__PROMPT__: Answer with a single number, the count of lines holding the word "page".

__INPUT DATA__:
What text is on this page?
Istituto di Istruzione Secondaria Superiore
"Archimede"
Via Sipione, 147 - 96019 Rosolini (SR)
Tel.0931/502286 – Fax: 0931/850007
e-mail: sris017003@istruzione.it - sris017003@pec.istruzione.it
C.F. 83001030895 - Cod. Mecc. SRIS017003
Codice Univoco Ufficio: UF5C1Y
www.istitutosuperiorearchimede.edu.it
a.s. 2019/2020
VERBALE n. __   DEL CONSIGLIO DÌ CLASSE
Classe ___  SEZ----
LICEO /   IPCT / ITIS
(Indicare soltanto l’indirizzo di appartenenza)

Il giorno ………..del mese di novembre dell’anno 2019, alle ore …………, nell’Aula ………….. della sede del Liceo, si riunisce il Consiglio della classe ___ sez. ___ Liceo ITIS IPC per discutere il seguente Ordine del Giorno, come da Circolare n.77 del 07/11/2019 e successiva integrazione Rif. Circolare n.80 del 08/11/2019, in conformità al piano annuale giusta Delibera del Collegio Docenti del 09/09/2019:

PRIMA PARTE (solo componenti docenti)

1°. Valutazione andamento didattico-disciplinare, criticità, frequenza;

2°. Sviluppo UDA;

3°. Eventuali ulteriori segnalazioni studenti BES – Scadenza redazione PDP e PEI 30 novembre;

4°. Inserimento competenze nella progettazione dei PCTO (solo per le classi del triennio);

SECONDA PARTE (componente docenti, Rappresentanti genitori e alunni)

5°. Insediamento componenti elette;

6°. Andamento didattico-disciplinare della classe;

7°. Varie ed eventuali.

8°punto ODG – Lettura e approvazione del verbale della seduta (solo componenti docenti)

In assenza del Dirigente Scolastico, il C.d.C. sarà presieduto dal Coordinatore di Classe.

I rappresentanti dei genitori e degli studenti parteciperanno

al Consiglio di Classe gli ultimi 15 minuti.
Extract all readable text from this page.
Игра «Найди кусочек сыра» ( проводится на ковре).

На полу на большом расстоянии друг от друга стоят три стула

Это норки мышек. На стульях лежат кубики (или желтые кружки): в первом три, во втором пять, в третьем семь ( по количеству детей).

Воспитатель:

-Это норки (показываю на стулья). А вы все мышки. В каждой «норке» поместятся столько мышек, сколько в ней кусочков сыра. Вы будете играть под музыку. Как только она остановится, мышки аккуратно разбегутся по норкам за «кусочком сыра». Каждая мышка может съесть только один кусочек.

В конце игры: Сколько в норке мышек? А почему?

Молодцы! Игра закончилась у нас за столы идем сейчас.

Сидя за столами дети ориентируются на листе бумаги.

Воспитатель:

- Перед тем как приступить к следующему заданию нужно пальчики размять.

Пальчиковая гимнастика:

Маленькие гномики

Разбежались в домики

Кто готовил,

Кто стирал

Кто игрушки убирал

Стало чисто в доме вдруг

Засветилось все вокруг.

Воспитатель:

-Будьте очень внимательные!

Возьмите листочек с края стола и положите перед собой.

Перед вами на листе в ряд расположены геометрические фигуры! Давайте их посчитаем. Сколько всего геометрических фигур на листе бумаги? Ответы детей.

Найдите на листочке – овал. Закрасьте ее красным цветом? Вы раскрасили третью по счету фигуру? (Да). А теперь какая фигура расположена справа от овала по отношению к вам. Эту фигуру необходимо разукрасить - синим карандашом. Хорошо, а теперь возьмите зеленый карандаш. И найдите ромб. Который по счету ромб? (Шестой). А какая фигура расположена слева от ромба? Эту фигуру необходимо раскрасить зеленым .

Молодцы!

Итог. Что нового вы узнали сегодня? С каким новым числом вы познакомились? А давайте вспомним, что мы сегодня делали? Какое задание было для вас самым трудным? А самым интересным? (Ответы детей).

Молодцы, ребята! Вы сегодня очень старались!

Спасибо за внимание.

__ANSWER FOR THE TASK__: 2